* [Direction]: Find each line in the following listing that has the string "السلام", then state the count and nothing else.

####

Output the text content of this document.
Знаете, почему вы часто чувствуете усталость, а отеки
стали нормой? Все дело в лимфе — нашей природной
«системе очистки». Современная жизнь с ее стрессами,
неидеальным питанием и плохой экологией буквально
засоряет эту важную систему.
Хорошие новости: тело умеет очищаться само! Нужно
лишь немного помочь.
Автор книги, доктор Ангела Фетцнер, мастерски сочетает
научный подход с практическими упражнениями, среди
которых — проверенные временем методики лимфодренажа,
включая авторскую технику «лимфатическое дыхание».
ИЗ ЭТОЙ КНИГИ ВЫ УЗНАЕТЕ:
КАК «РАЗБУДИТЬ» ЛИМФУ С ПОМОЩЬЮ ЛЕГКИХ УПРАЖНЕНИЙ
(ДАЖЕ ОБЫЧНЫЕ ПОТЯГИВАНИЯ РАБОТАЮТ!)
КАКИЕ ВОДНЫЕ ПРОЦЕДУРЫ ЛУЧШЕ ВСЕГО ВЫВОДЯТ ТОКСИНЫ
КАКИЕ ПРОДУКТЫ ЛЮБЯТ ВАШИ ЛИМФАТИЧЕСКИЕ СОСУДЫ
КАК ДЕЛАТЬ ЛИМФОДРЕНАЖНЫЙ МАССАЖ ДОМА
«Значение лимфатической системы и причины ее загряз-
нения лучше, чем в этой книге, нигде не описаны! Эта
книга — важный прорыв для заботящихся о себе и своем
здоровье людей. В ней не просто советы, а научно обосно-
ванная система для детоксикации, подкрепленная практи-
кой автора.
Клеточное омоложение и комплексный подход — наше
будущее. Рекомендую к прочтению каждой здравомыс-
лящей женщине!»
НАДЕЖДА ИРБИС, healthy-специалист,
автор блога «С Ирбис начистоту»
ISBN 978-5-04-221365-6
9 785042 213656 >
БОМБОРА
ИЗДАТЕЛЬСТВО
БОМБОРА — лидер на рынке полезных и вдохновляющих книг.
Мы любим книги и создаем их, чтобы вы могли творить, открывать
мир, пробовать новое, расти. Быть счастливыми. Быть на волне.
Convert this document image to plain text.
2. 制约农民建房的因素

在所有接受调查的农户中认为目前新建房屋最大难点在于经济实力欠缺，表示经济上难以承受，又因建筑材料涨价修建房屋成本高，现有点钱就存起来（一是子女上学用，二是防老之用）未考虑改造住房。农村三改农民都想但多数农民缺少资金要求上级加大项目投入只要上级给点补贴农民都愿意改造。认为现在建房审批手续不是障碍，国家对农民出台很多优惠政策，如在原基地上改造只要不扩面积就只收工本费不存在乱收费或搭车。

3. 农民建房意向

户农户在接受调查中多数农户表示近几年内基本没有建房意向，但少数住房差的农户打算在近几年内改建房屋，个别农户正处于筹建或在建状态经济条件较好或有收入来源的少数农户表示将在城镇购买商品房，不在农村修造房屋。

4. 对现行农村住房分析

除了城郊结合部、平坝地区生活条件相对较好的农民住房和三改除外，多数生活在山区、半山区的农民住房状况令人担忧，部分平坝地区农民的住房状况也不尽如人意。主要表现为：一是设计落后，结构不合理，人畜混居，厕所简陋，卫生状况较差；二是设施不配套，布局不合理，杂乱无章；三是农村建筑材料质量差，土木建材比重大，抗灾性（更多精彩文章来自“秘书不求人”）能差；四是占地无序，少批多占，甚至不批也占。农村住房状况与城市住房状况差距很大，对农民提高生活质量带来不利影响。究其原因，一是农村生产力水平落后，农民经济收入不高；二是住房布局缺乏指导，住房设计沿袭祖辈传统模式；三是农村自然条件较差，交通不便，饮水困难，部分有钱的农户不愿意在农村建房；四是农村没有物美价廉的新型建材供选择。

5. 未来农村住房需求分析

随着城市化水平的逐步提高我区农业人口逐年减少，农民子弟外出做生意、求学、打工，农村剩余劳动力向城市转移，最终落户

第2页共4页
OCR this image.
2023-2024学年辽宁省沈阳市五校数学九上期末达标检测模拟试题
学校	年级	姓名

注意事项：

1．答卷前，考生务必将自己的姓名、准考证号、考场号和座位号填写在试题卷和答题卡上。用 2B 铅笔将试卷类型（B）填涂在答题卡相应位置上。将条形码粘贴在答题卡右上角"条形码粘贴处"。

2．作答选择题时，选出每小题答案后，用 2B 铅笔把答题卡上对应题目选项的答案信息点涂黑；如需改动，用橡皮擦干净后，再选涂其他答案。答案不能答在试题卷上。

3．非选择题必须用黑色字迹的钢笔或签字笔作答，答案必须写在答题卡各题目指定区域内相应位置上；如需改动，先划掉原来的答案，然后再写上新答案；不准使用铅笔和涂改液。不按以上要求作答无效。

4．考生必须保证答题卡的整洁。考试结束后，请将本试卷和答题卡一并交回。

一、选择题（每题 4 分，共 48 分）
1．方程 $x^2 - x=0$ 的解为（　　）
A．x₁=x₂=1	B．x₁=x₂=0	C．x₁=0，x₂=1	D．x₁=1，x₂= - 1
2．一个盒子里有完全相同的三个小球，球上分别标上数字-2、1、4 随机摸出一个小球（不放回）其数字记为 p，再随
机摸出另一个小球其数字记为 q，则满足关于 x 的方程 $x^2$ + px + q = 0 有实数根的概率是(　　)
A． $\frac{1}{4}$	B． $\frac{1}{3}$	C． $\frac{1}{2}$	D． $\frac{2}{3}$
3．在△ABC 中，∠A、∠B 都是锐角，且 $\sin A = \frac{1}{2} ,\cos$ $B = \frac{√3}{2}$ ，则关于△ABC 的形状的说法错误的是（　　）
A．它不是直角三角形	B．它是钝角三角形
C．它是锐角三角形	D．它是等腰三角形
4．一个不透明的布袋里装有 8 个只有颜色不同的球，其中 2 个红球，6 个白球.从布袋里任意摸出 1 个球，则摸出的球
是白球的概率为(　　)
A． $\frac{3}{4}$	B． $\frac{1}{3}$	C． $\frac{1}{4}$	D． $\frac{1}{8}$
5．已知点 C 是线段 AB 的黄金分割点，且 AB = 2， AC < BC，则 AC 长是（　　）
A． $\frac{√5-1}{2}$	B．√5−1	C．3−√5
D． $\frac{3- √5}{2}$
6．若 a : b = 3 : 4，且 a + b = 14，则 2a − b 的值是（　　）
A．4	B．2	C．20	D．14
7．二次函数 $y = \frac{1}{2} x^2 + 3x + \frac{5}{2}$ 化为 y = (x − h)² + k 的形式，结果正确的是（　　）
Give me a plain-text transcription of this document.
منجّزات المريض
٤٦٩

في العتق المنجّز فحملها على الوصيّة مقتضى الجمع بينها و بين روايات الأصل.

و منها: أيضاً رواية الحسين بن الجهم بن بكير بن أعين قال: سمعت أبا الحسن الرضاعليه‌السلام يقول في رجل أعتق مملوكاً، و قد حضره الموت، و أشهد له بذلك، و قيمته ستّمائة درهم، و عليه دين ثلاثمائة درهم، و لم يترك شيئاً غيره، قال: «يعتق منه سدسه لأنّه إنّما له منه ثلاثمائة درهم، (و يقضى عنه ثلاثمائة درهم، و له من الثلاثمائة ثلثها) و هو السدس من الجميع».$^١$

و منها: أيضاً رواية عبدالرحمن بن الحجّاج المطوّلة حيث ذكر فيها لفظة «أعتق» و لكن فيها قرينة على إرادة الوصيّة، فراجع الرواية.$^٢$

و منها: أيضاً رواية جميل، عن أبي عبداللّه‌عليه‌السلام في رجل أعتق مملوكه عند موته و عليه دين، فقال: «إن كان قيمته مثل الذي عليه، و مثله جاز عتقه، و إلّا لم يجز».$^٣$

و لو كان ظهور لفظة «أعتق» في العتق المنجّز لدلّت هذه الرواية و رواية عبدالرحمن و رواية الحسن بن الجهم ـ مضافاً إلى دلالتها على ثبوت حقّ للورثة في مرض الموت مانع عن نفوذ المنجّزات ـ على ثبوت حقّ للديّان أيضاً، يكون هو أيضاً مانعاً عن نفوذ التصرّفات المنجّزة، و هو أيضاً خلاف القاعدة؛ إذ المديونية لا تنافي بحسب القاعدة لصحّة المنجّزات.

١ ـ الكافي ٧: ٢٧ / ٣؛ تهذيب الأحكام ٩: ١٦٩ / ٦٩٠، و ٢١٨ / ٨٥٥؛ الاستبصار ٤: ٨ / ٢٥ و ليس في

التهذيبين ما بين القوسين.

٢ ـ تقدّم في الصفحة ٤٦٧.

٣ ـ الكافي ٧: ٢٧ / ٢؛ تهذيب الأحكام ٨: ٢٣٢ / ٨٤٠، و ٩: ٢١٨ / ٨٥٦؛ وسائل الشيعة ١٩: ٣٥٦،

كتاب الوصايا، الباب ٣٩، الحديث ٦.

####

* [Final answer]: 2